→ **Aim**: Return the lines below word for word, leaving out the pictures.

━━━━━ Information given

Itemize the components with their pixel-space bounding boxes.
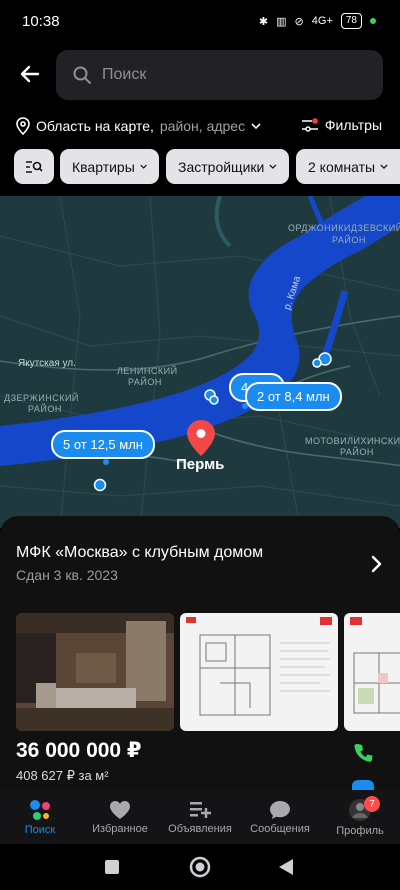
map-city-name: Пермь: [176, 456, 225, 473]
map-bubble-label: 5 от 12,5 млн: [63, 437, 143, 452]
location-row: Область на карте, район, адрес Фильтры: [0, 108, 400, 146]
floor-plan-image: [180, 613, 338, 731]
mute-icon: ⊘: [294, 15, 304, 28]
map-bubble-2-from-8-4[interactable]: 2 от 8,4 млн: [245, 382, 342, 411]
filter-chips: Квартиры Застройщики 2 комнаты: [0, 146, 400, 196]
map-bubble-label: 2 от 8,4 млн: [257, 389, 330, 404]
search-dots-icon: [30, 799, 50, 820]
battery-icon: 78: [340, 13, 362, 29]
back-nav-icon[interactable]: [278, 858, 294, 876]
map-markers: [93, 352, 332, 492]
heart-icon: [110, 800, 130, 819]
filters-icon: [301, 118, 318, 132]
chip-apartments[interactable]: Квартиры: [60, 149, 159, 184]
search-icon: [73, 66, 91, 84]
chip-rooms-label: 2 комнаты: [308, 158, 376, 175]
nav-messages-label: Сообщения: [250, 822, 310, 835]
filters-label: Фильтры: [324, 117, 382, 133]
chevron-down-icon: [251, 123, 261, 130]
profile-badge: 7: [364, 796, 380, 812]
chevron-down-icon: [140, 164, 147, 169]
chip-apartments-label: Квартиры: [72, 158, 135, 175]
filters-button[interactable]: Фильтры: [301, 117, 382, 133]
status-icons: ✱ ▥ ⊘ 4G+ 78: [259, 13, 376, 29]
nav-messages[interactable]: Сообщения: [240, 790, 320, 844]
chevron-down-icon: [269, 164, 277, 169]
map-pin-icon: [187, 420, 215, 456]
chevron-down-icon: [380, 164, 388, 169]
nav-profile[interactable]: 7 Профиль: [320, 790, 400, 844]
home-icon[interactable]: [189, 856, 211, 878]
recent-apps-icon[interactable]: [104, 859, 120, 875]
status-time: 10:38: [22, 13, 60, 30]
chip-developers[interactable]: Застройщики: [166, 149, 289, 184]
chevron-right-icon[interactable]: [370, 554, 384, 574]
nav-favorites-label: Избранное: [92, 822, 148, 835]
complex-status: Сдан 3 кв. 2023: [16, 567, 118, 583]
phone-icon[interactable]: [354, 742, 374, 764]
floor-plan-image: [344, 613, 400, 731]
photo-floor-plan-2[interactable]: [344, 613, 400, 731]
photo-carousel[interactable]: [16, 613, 400, 731]
location-selector[interactable]: Область на карте, район, адрес: [16, 117, 261, 135]
complex-title: МФК «Москва» с клубным домом: [16, 544, 264, 561]
nav-favorites[interactable]: Избранное: [80, 790, 160, 844]
back-button[interactable]: [14, 58, 46, 90]
network-label: 4G+: [311, 15, 333, 27]
status-dot: [370, 18, 376, 24]
map-view[interactable]: ОРДЖОНИКИДЗЕВСКИЙ РАЙОН р. Кама Якутская…: [0, 196, 400, 528]
nav-listings-label: Объявления: [168, 822, 232, 835]
search-input[interactable]: Поиск: [56, 50, 383, 100]
price-per-meter: 408 627 ₽ за м²: [16, 768, 109, 783]
location-pin-icon: [16, 117, 30, 135]
vibrate-icon: ▥: [276, 15, 287, 28]
chat-bubble-icon: [270, 800, 290, 819]
nav-profile-label: Профиль: [336, 824, 384, 837]
photo-floor-plan-1[interactable]: [180, 613, 338, 731]
map-bubble-5-from-12-5[interactable]: 5 от 12,5 млн: [51, 430, 155, 459]
bottom-nav: Поиск Избранное Объявления Сообщения 7 П…: [0, 790, 400, 844]
location-secondary: район, адрес: [159, 118, 246, 134]
arrow-left-icon: [20, 65, 40, 83]
top-bar: Поиск: [0, 42, 400, 108]
nav-listings[interactable]: Объявления: [160, 790, 240, 844]
bluetooth-icon: ✱: [258, 15, 269, 28]
nav-search-label: Поиск: [24, 823, 56, 836]
chip-developers-label: Застройщики: [178, 158, 265, 175]
interior-photo-image: [16, 613, 174, 731]
location-primary: Область на карте,: [36, 118, 154, 134]
complex-price: 36 000 000 ₽: [16, 739, 142, 762]
complex-card[interactable]: МФК «Москва» с клубным домом Сдан 3 кв. …: [0, 516, 400, 796]
system-nav-bar: [0, 844, 400, 890]
chip-rooms[interactable]: 2 комнаты: [296, 149, 400, 184]
search-placeholder: Поиск: [102, 66, 147, 83]
status-bar: 10:38 ✱ ▥ ⊘ 4G+ 78: [0, 0, 400, 42]
nav-search[interactable]: Поиск: [0, 790, 80, 844]
add-list-icon: [190, 801, 211, 818]
list-view-button[interactable]: [14, 149, 54, 184]
list-search-icon: [26, 160, 43, 173]
photo-interior[interactable]: [16, 613, 174, 731]
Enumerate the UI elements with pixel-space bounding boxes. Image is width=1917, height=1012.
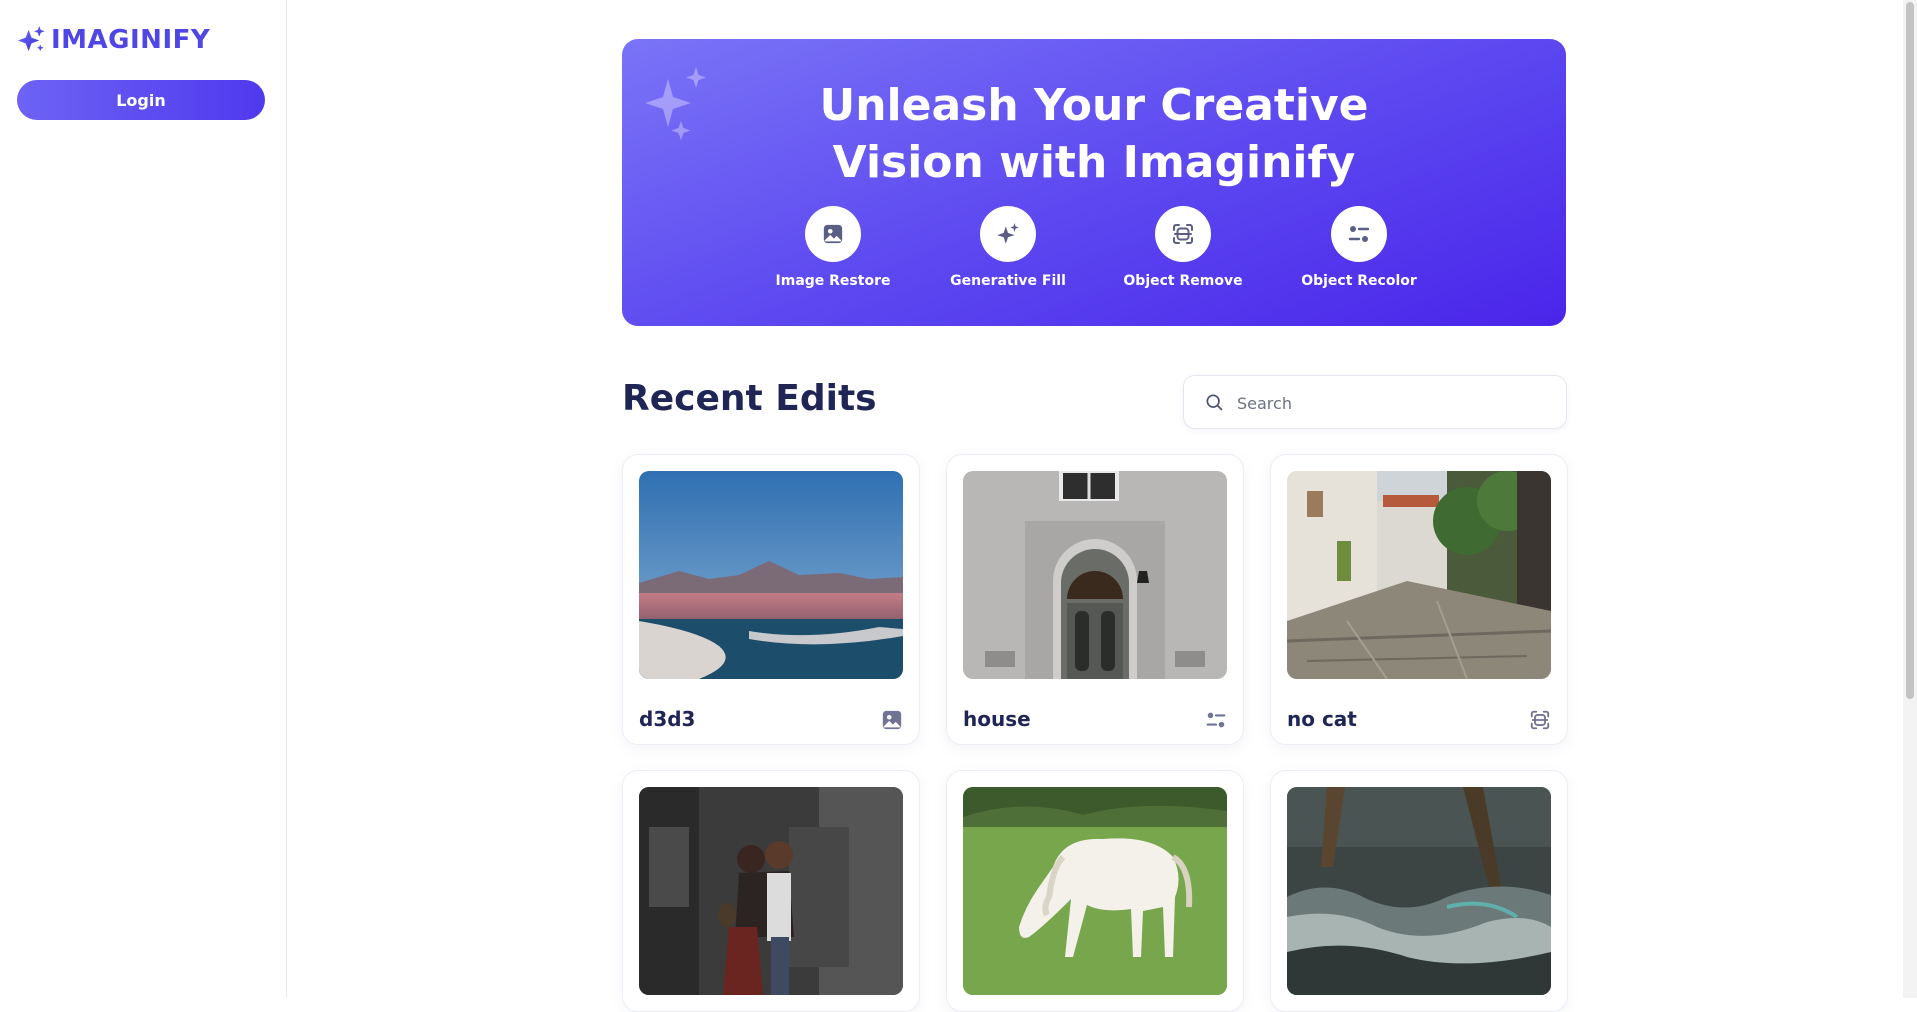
tool-icon-circle: [1331, 206, 1387, 262]
search-input[interactable]: [1235, 389, 1539, 417]
tool-label: Generative Fill: [950, 273, 1066, 289]
tool-object-remove[interactable]: Object Remove: [1113, 206, 1253, 289]
card-image: [639, 471, 903, 679]
hero-banner: Unleash Your Creative Vision with Imagin…: [622, 39, 1566, 326]
tool-label: Object Remove: [1123, 273, 1243, 289]
image-card[interactable]: house: [946, 454, 1244, 745]
tool-generative-fill[interactable]: Generative Fill: [938, 206, 1078, 289]
object-remove-icon: [1530, 710, 1550, 730]
tool-label: Object Recolor: [1301, 273, 1417, 289]
card-image: [1287, 471, 1551, 679]
card-image: [963, 787, 1227, 995]
login-button[interactable]: Login: [17, 80, 265, 120]
search-icon: [1206, 394, 1223, 411]
sparkles-icon: [17, 25, 45, 52]
generative-fill-icon: [997, 223, 1019, 244]
hero-title-line2: Vision with Imaginify: [832, 137, 1356, 188]
object-recolor-icon: [1206, 712, 1226, 728]
image-card[interactable]: [622, 770, 920, 1012]
tool-label: Image Restore: [775, 273, 891, 289]
tool-icon-circle: [1155, 206, 1211, 262]
card-title: no cat: [1287, 707, 1357, 731]
hero-title: Unleash Your Creative Vision with Imagin…: [622, 77, 1566, 191]
tool-image-restore[interactable]: Image Restore: [763, 206, 903, 289]
card-image: [963, 471, 1227, 679]
image-card[interactable]: no cat: [1270, 454, 1568, 745]
card-image: [1287, 787, 1551, 995]
scrollbar-thumb[interactable]: [1906, 2, 1914, 699]
image-card[interactable]: d3d3: [622, 454, 920, 745]
card-title: house: [963, 707, 1031, 731]
card-image: [639, 787, 903, 995]
tool-object-recolor[interactable]: Object Recolor: [1289, 206, 1429, 289]
sidebar: IMAGINIFY Login: [0, 0, 287, 998]
image-restore-icon: [882, 710, 902, 730]
card-title: d3d3: [639, 707, 696, 731]
app-name: IMAGINIFY: [51, 24, 211, 55]
logo[interactable]: IMAGINIFY: [16, 24, 210, 55]
scrollbar[interactable]: [1903, 0, 1917, 998]
hero-title-line1: Unleash Your Creative: [819, 80, 1369, 131]
image-card[interactable]: [1270, 770, 1568, 1012]
tool-icon-circle: [805, 206, 861, 262]
object-remove-icon: [1173, 224, 1193, 244]
image-restore-icon: [823, 224, 843, 244]
recent-edits-title: Recent Edits: [622, 378, 877, 419]
object-recolor-icon: [1348, 226, 1370, 242]
search-box[interactable]: [1183, 375, 1567, 429]
tool-icon-circle: [980, 206, 1036, 262]
image-card[interactable]: [946, 770, 1244, 1012]
tool-list: Image Restore Generative Fill Object Rem…: [622, 206, 1566, 306]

━━━━━━━━━━

→ **Reply**:
Itemize the components with their pixel-space bounding boxes.
map-city-name: Пермь: [176, 456, 225, 473]
map-bubble-label: 5 от 12,5 млн: [63, 437, 143, 452]
location-row: Область на карте, район, адрес Фильтры: [0, 108, 400, 146]
floor-plan-image: [180, 613, 338, 731]
mute-icon: ⊘: [294, 15, 304, 28]
map-bubble-2-from-8-4[interactable]: 2 от 8,4 млн: [245, 382, 342, 411]
filter-chips: Квартиры Застройщики 2 комнаты: [0, 146, 400, 196]
map-bubble-label: 2 от 8,4 млн: [257, 389, 330, 404]
search-dots-icon: [30, 799, 50, 820]
battery-icon: 78: [340, 13, 362, 29]
back-nav-icon[interactable]: [278, 858, 294, 876]
map-markers: [93, 352, 332, 492]
heart-icon: [110, 800, 130, 819]
filters-icon: [301, 118, 318, 132]
chip-apartments[interactable]: Квартиры: [60, 149, 159, 184]
search-icon: [73, 66, 91, 84]
chip-rooms-label: 2 комнаты: [308, 158, 376, 175]
nav-messages-label: Сообщения: [250, 822, 310, 835]
filters-label: Фильтры: [324, 117, 382, 133]
chevron-down-icon: [251, 123, 261, 130]
profile-badge: 7: [364, 796, 380, 812]
chevron-down-icon: [140, 164, 147, 169]
chip-apartments-label: Квартиры: [72, 158, 135, 175]
filters-button[interactable]: Фильтры: [301, 117, 382, 133]
status-icons: ✱ ▥ ⊘ 4G+ 78: [259, 13, 376, 29]
nav-messages[interactable]: Сообщения: [240, 790, 320, 844]
chevron-down-icon: [269, 164, 277, 169]
map-pin-icon: [187, 420, 215, 456]
chevron-down-icon: [380, 164, 388, 169]
nav-profile[interactable]: 7 Профиль: [320, 790, 400, 844]
home-icon[interactable]: [189, 856, 211, 878]
recent-apps-icon[interactable]: [104, 859, 120, 875]
status-time: 10:38: [22, 13, 60, 30]
chip-developers[interactable]: Застройщики: [166, 149, 289, 184]
chevron-right-icon[interactable]: [370, 554, 384, 574]
nav-favorites-label: Избранное: [92, 822, 148, 835]
complex-status: Сдан 3 кв. 2023: [16, 567, 118, 583]
phone-icon[interactable]: [354, 742, 374, 764]
floor-plan-image: [344, 613, 400, 731]
photo-floor-plan-2[interactable]: [344, 613, 400, 731]
photo-carousel[interactable]: [16, 613, 400, 731]
location-selector[interactable]: Область на карте, район, адрес: [16, 117, 261, 135]
complex-title: МФК «Москва» с клубным домом: [16, 544, 264, 561]
nav-favorites[interactable]: Избранное: [80, 790, 160, 844]
back-button[interactable]: [14, 58, 46, 90]
network-label: 4G+: [311, 15, 333, 27]
status-dot: [370, 18, 376, 24]
map-view[interactable]: ОРДЖОНИКИДЗЕВСКИЙ РАЙОН р. Кама Якутская…: [0, 196, 400, 528]
nav-listings-label: Объявления: [168, 822, 232, 835]
search-input[interactable]: Поиск: [56, 50, 383, 100]
price-per-meter: 408 627 ₽ за м²: [16, 768, 109, 783]
location-pin-icon: [16, 117, 30, 135]
vibrate-icon: ▥: [276, 15, 287, 28]
chat-bubble-icon: [270, 800, 290, 819]
nav-profile-label: Профиль: [336, 824, 384, 837]
photo-floor-plan-1[interactable]: [180, 613, 338, 731]
map-bubble-5-from-12-5[interactable]: 5 от 12,5 млн: [51, 430, 155, 459]
bottom-nav: Поиск Избранное Объявления Сообщения 7 П…: [0, 790, 400, 844]
location-secondary: район, адрес: [159, 118, 246, 134]
arrow-left-icon: [20, 65, 40, 83]
top-bar: Поиск: [0, 42, 400, 108]
nav-listings[interactable]: Объявления: [160, 790, 240, 844]
bluetooth-icon: ✱: [258, 15, 269, 28]
nav-search-label: Поиск: [24, 823, 56, 836]
chip-developers-label: Застройщики: [178, 158, 265, 175]
interior-photo-image: [16, 613, 174, 731]
location-primary: Область на карте,: [36, 118, 154, 134]
complex-price: 36 000 000 ₽: [16, 739, 142, 762]
complex-card[interactable]: МФК «Москва» с клубным домом Сдан 3 кв. …: [0, 516, 400, 796]
system-nav-bar: [0, 844, 400, 890]
chip-rooms[interactable]: 2 комнаты: [296, 149, 400, 184]
search-placeholder: Поиск: [102, 66, 147, 83]
status-bar: 10:38 ✱ ▥ ⊘ 4G+ 78: [0, 0, 400, 42]
nav-search[interactable]: Поиск: [0, 790, 80, 844]
add-list-icon: [190, 801, 211, 818]
list-view-button[interactable]: [14, 149, 54, 184]
list-search-icon: [26, 160, 43, 173]
photo-interior[interactable]: [16, 613, 174, 731]
Enumerate the UI elements with pixel-space bounding boxes. Image is width=1917, height=1012.
tool-icon-circle: [1331, 206, 1387, 262]
search-input[interactable]: [1235, 389, 1539, 417]
tool-label: Generative Fill: [950, 273, 1066, 289]
tool-object-remove[interactable]: Object Remove: [1113, 206, 1253, 289]
card-image: [639, 471, 903, 679]
hero-banner: Unleash Your Creative Vision with Imagin…: [622, 39, 1566, 326]
tool-label: Object Remove: [1123, 273, 1243, 289]
image-card[interactable]: house: [946, 454, 1244, 745]
tool-generative-fill[interactable]: Generative Fill: [938, 206, 1078, 289]
object-remove-icon: [1530, 710, 1550, 730]
tool-label: Object Recolor: [1301, 273, 1417, 289]
card-image: [1287, 471, 1551, 679]
card-image: [963, 787, 1227, 995]
login-button[interactable]: Login: [17, 80, 265, 120]
search-icon: [1206, 394, 1223, 411]
sparkles-icon: [17, 25, 45, 52]
generative-fill-icon: [997, 223, 1019, 244]
hero-title-line2: Vision with Imaginify: [832, 137, 1356, 188]
object-recolor-icon: [1206, 712, 1226, 728]
image-card[interactable]: [622, 770, 920, 1012]
tool-label: Image Restore: [775, 273, 891, 289]
tool-icon-circle: [1155, 206, 1211, 262]
card-title: no cat: [1287, 707, 1357, 731]
hero-title: Unleash Your Creative Vision with Imagin…: [622, 77, 1566, 191]
tool-image-restore[interactable]: Image Restore: [763, 206, 903, 289]
card-image: [963, 471, 1227, 679]
image-card[interactable]: no cat: [1270, 454, 1568, 745]
card-image: [1287, 787, 1551, 995]
scrollbar-thumb[interactable]: [1906, 2, 1914, 699]
image-card[interactable]: d3d3: [622, 454, 920, 745]
card-title: house: [963, 707, 1031, 731]
card-image: [639, 787, 903, 995]
tool-object-recolor[interactable]: Object Recolor: [1289, 206, 1429, 289]
sidebar: IMAGINIFY Login: [0, 0, 287, 998]
image-restore-icon: [882, 710, 902, 730]
card-title: d3d3: [639, 707, 696, 731]
app-name: IMAGINIFY: [51, 24, 211, 55]
logo[interactable]: IMAGINIFY: [16, 24, 210, 55]
scrollbar[interactable]: [1903, 0, 1917, 998]
hero-title-line1: Unleash Your Creative: [819, 80, 1369, 131]
image-card[interactable]: [1270, 770, 1568, 1012]
tool-icon-circle: [805, 206, 861, 262]
object-remove-icon: [1173, 224, 1193, 244]
image-restore-icon: [823, 224, 843, 244]
recent-edits-title: Recent Edits: [622, 378, 877, 419]
object-recolor-icon: [1348, 226, 1370, 242]
search-box[interactable]: [1183, 375, 1567, 429]
tool-icon-circle: [980, 206, 1036, 262]
image-card[interactable]: [946, 770, 1244, 1012]
tool-list: Image Restore Generative Fill Object Rem…: [622, 206, 1566, 306]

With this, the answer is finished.